*What you are asked to do*: Give the number of lines containing "composite" in this listing, with no other words.

═════ Source records

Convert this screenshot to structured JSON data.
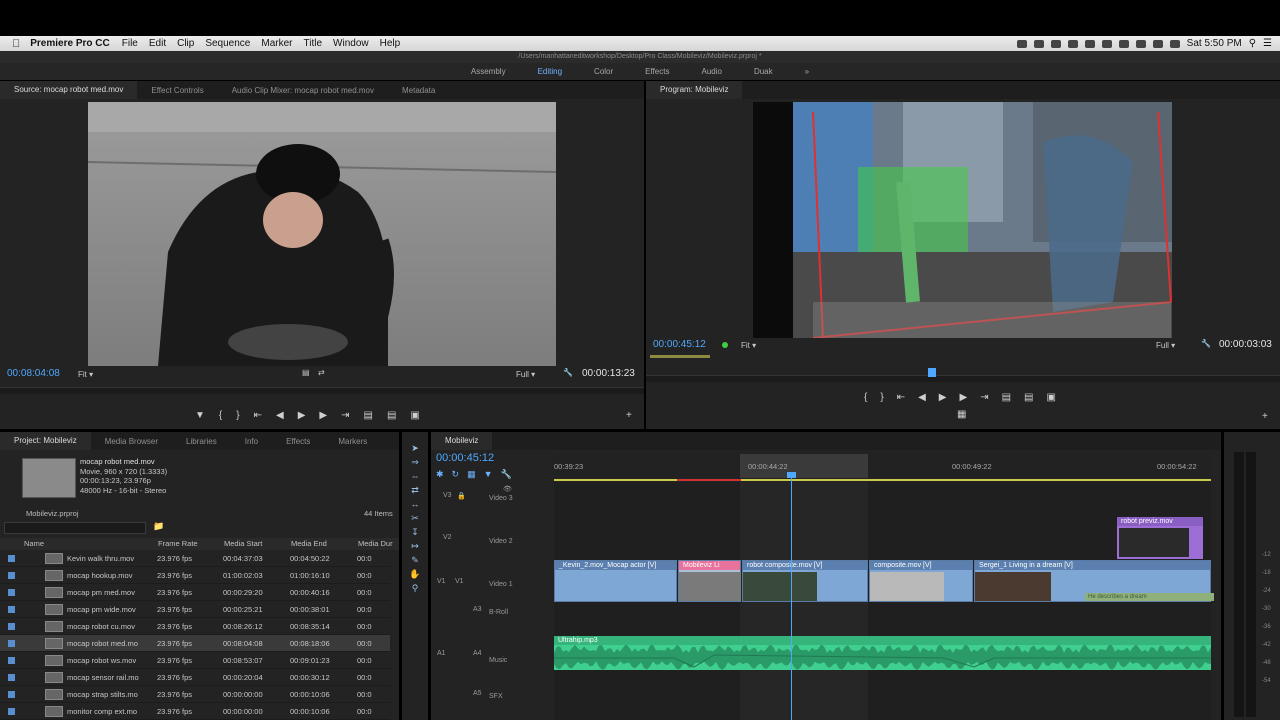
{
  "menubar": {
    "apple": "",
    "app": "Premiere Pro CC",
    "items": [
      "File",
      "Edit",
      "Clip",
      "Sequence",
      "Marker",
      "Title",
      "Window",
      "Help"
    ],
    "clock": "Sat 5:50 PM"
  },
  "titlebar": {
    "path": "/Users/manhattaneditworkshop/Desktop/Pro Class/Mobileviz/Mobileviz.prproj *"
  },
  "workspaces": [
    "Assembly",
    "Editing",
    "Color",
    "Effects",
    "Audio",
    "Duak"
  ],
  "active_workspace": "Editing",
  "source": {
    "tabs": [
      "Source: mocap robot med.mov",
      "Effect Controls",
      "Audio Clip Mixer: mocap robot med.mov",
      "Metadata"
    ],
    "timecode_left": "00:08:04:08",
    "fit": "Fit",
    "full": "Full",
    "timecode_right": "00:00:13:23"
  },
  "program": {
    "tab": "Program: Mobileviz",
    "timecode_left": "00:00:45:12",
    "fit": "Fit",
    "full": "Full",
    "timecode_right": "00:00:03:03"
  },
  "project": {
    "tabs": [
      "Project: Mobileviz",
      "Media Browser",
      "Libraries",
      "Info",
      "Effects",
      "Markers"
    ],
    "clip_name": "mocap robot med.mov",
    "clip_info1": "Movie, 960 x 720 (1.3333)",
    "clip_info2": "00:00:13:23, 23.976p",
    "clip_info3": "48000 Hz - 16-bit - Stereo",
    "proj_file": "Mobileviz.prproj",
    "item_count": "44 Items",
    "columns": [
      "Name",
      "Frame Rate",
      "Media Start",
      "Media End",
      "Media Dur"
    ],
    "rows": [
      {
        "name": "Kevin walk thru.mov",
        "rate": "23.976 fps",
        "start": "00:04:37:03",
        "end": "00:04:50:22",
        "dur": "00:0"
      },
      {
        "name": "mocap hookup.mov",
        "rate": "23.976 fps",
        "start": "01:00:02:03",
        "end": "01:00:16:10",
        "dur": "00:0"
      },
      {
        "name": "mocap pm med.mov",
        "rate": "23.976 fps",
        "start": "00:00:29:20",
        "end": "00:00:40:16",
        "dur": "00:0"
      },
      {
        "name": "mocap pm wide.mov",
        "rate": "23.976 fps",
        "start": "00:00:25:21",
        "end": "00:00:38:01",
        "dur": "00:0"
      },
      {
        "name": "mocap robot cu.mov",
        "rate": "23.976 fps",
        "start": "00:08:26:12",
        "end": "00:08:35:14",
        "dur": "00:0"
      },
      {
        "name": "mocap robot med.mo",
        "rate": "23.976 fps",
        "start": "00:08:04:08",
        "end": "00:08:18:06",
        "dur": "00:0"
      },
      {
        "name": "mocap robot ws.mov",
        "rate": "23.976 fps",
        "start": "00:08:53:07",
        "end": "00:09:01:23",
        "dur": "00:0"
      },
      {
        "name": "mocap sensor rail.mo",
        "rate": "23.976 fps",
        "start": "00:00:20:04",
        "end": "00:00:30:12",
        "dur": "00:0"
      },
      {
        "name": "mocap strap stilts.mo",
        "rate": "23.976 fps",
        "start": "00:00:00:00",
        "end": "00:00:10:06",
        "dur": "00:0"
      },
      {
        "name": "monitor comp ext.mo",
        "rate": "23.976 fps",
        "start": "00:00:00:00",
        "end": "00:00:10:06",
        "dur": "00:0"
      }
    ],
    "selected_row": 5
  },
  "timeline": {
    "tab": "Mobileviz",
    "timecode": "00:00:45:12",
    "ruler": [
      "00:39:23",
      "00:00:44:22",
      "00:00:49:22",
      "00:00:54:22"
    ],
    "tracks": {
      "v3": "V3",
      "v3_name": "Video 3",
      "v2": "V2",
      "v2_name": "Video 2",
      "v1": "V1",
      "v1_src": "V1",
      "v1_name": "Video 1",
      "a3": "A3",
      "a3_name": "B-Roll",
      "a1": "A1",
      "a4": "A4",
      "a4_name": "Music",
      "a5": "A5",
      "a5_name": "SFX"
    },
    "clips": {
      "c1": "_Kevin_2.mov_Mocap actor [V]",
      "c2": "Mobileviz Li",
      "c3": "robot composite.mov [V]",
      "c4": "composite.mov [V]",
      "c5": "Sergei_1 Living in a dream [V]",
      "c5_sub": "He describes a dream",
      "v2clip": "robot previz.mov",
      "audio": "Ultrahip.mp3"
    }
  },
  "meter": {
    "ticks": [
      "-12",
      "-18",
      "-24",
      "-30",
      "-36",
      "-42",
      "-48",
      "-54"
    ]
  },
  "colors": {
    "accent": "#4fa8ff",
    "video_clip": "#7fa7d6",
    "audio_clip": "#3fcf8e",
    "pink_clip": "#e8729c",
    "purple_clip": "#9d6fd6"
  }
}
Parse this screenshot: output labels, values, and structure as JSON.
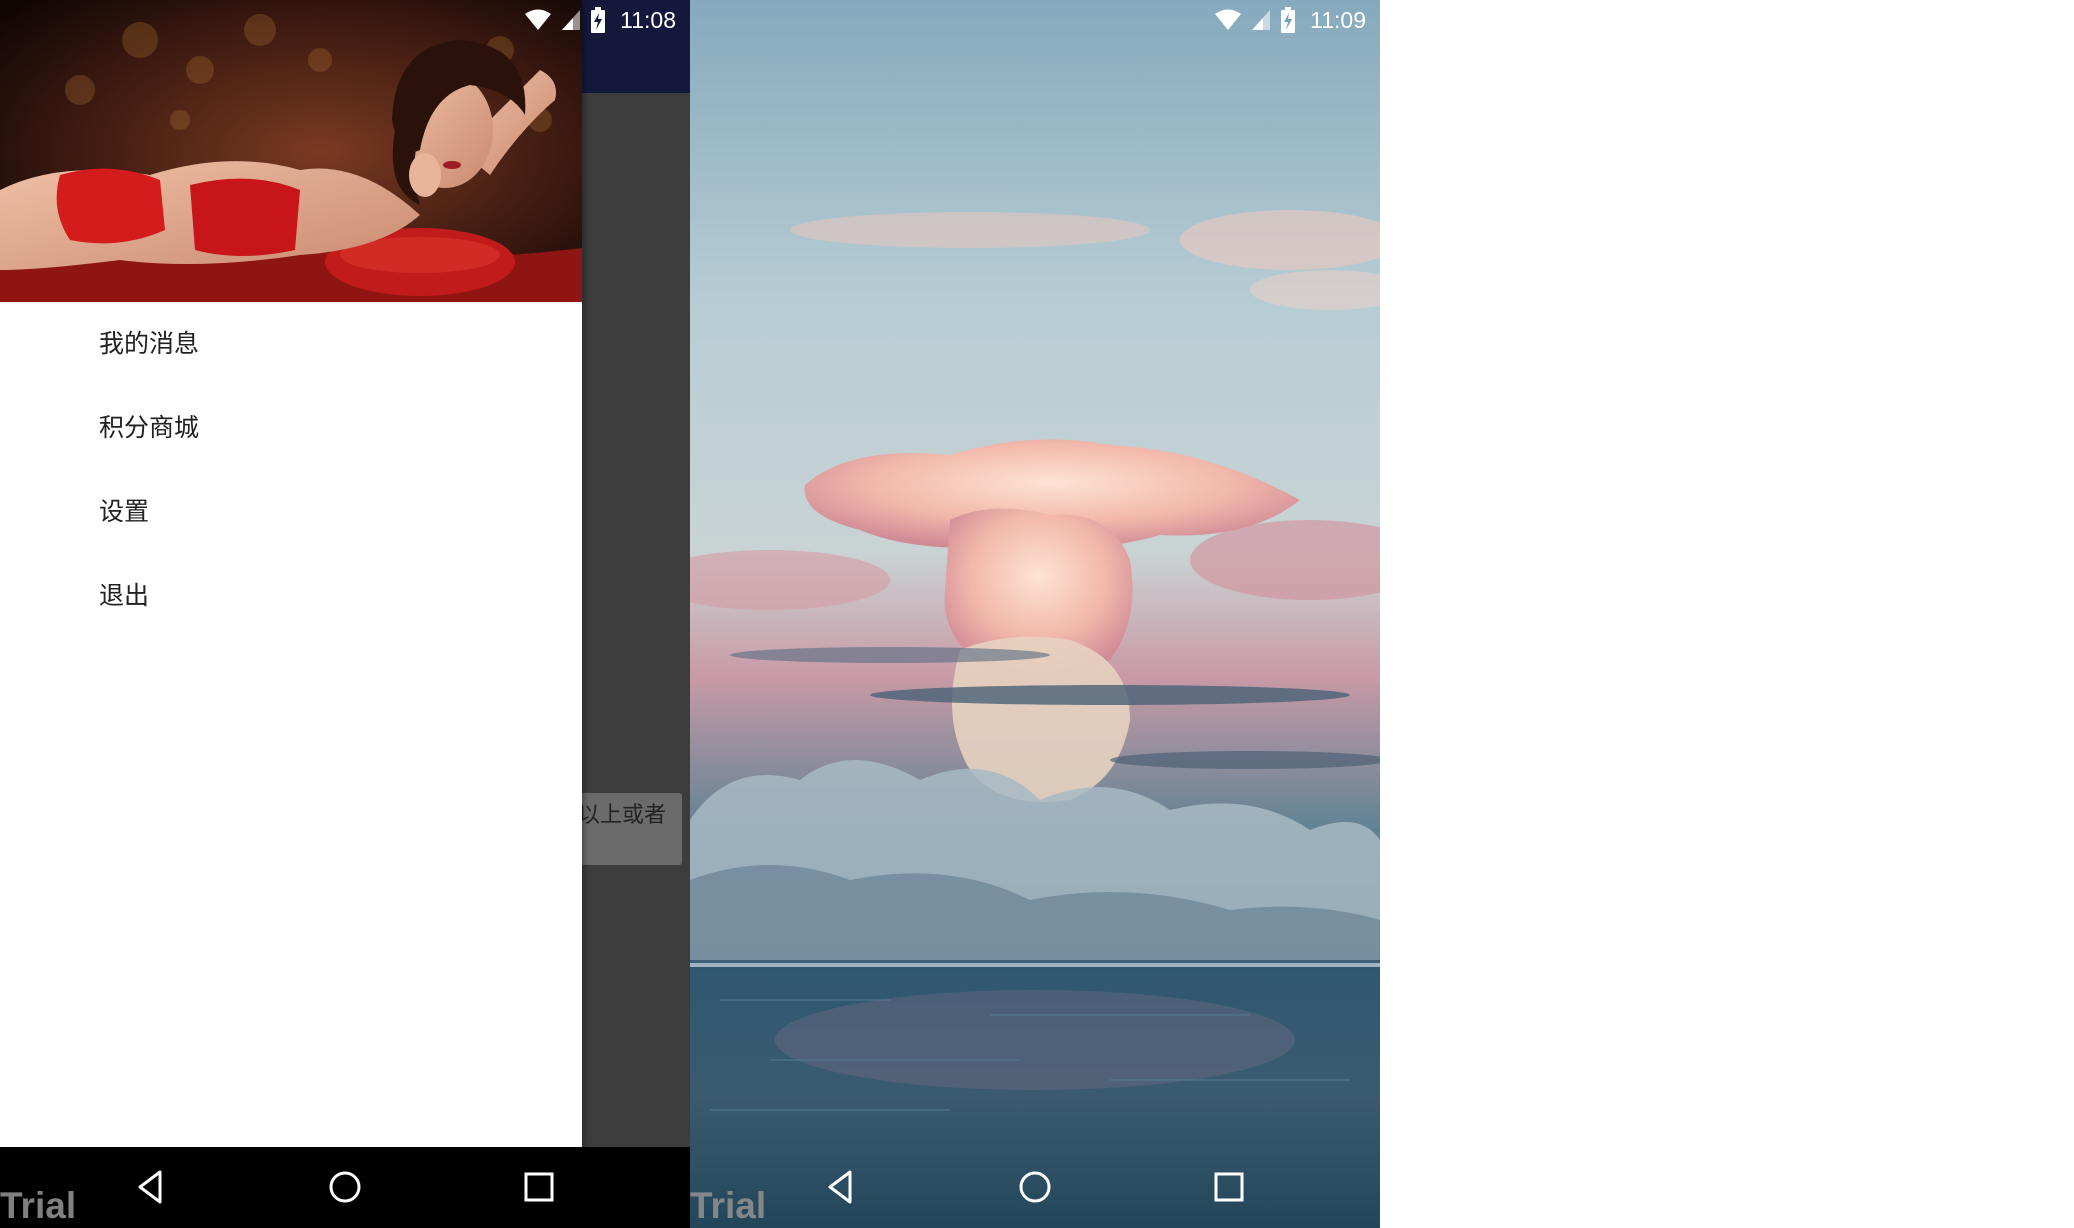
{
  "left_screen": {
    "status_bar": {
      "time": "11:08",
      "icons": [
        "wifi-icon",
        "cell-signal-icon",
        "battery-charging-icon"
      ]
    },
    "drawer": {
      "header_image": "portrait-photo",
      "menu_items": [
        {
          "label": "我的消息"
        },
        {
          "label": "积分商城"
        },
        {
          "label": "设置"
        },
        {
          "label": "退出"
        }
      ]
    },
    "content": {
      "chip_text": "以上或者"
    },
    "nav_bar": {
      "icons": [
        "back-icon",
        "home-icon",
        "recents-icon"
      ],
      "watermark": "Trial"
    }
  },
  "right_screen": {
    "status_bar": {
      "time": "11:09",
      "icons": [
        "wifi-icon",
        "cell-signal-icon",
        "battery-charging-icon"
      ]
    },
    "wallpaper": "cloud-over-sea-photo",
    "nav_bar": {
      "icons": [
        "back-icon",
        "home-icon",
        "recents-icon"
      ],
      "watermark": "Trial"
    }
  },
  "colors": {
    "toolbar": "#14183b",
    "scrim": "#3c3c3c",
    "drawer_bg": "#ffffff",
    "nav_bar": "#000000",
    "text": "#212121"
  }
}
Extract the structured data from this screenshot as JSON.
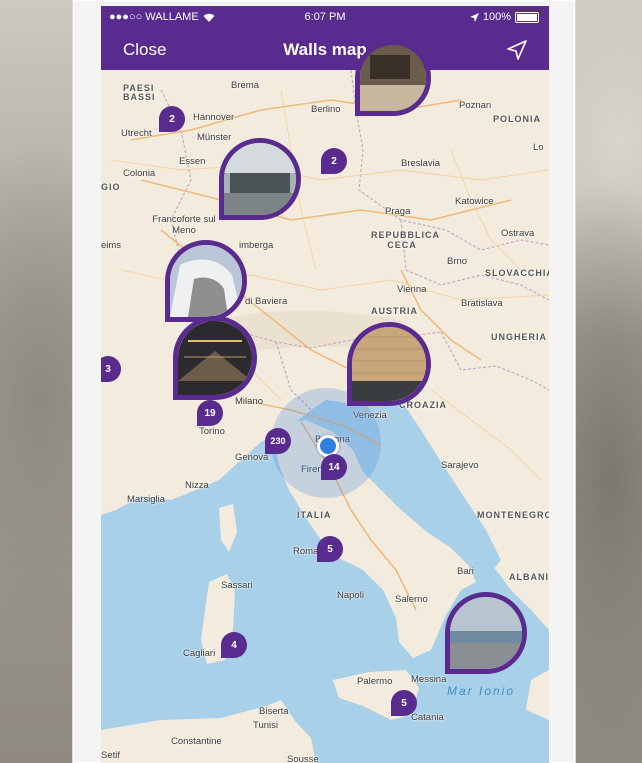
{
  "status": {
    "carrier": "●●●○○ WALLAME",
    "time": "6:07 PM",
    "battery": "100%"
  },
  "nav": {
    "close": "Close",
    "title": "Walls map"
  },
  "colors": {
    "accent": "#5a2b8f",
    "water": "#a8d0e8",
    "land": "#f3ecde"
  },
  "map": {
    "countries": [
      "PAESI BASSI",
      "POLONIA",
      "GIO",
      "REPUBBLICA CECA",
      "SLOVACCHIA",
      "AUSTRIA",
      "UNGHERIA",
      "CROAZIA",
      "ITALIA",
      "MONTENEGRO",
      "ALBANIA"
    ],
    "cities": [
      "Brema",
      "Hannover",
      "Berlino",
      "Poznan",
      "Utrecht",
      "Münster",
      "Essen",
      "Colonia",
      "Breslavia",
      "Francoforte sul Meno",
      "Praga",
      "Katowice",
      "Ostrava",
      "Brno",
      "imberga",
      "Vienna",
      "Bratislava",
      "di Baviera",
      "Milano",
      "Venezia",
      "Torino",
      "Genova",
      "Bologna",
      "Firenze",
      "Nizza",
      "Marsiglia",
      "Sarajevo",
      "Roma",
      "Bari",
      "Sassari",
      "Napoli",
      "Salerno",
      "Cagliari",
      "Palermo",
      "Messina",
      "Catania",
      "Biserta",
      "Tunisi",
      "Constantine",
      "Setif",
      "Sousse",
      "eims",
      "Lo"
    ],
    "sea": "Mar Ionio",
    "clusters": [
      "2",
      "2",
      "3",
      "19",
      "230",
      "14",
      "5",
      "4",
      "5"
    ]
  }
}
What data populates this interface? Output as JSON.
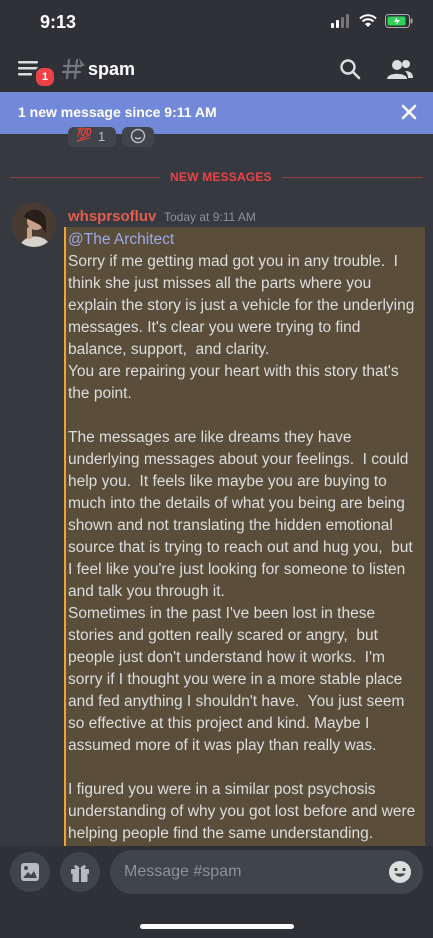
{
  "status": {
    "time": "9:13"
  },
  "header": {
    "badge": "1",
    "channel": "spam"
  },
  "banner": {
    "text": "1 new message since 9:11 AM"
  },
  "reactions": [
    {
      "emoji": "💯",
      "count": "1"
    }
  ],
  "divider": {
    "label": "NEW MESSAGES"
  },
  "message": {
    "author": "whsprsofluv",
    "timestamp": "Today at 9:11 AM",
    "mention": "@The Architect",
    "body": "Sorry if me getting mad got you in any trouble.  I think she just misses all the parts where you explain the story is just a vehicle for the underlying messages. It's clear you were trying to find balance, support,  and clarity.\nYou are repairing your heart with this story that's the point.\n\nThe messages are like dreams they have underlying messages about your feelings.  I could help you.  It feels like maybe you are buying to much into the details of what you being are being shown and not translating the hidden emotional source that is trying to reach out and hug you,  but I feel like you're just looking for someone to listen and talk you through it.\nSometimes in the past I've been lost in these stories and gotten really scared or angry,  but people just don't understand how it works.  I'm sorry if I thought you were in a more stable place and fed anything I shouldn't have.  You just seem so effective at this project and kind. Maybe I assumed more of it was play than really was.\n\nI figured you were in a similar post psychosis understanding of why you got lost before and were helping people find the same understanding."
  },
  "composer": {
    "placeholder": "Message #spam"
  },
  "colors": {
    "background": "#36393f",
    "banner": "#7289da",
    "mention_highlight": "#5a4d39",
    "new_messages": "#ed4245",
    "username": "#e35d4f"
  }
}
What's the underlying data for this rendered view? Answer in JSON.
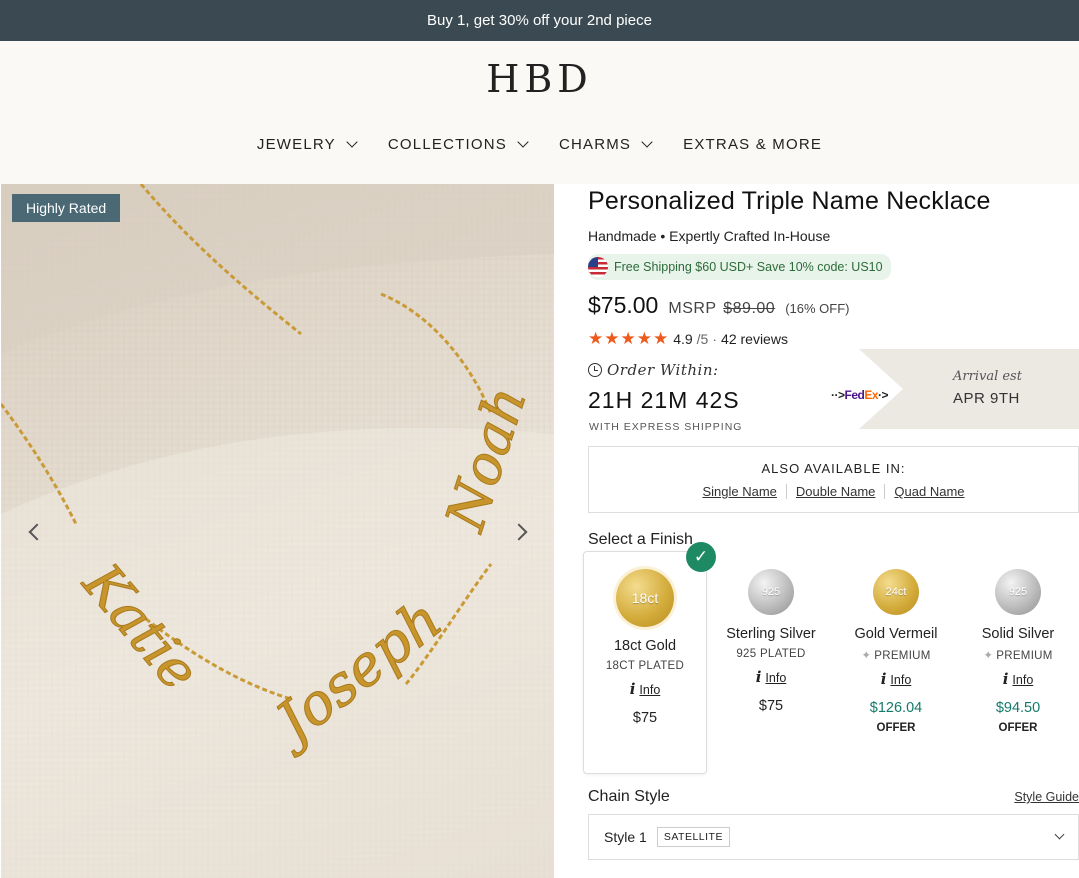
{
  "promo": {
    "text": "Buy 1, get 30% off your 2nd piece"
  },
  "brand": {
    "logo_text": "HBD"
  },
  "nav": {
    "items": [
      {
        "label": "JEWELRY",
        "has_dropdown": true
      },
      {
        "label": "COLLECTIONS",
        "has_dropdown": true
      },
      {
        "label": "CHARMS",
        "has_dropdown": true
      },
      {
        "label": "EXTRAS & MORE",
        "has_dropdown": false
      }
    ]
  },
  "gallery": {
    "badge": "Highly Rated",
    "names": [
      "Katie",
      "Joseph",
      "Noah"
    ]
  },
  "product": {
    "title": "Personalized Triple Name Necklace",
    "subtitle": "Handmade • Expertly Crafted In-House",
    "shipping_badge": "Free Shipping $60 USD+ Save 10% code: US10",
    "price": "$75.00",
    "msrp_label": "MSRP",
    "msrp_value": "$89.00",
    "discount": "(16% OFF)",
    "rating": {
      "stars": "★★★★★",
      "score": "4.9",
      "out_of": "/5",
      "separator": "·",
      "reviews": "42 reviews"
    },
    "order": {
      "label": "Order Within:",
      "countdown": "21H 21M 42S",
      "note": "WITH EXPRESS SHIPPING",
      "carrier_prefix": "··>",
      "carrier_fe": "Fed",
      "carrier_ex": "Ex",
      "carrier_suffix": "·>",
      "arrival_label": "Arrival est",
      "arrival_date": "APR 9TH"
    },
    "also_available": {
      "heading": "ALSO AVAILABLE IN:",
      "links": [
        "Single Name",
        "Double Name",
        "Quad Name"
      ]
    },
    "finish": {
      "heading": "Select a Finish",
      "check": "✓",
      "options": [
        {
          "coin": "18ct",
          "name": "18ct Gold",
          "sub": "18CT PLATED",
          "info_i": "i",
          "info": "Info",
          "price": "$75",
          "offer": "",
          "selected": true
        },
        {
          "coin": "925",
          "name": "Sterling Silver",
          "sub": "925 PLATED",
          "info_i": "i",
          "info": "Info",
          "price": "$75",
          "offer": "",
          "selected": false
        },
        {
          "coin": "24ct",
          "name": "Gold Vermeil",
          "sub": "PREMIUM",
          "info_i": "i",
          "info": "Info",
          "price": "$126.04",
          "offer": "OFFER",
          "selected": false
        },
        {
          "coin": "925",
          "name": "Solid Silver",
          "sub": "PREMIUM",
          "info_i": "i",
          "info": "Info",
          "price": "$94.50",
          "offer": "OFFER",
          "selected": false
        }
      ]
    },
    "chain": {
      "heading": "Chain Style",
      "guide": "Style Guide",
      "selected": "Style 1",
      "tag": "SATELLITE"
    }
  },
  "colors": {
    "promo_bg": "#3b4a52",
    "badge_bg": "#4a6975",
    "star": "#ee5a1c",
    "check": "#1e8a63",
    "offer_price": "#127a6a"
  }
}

══════════

*Exercise output*: 2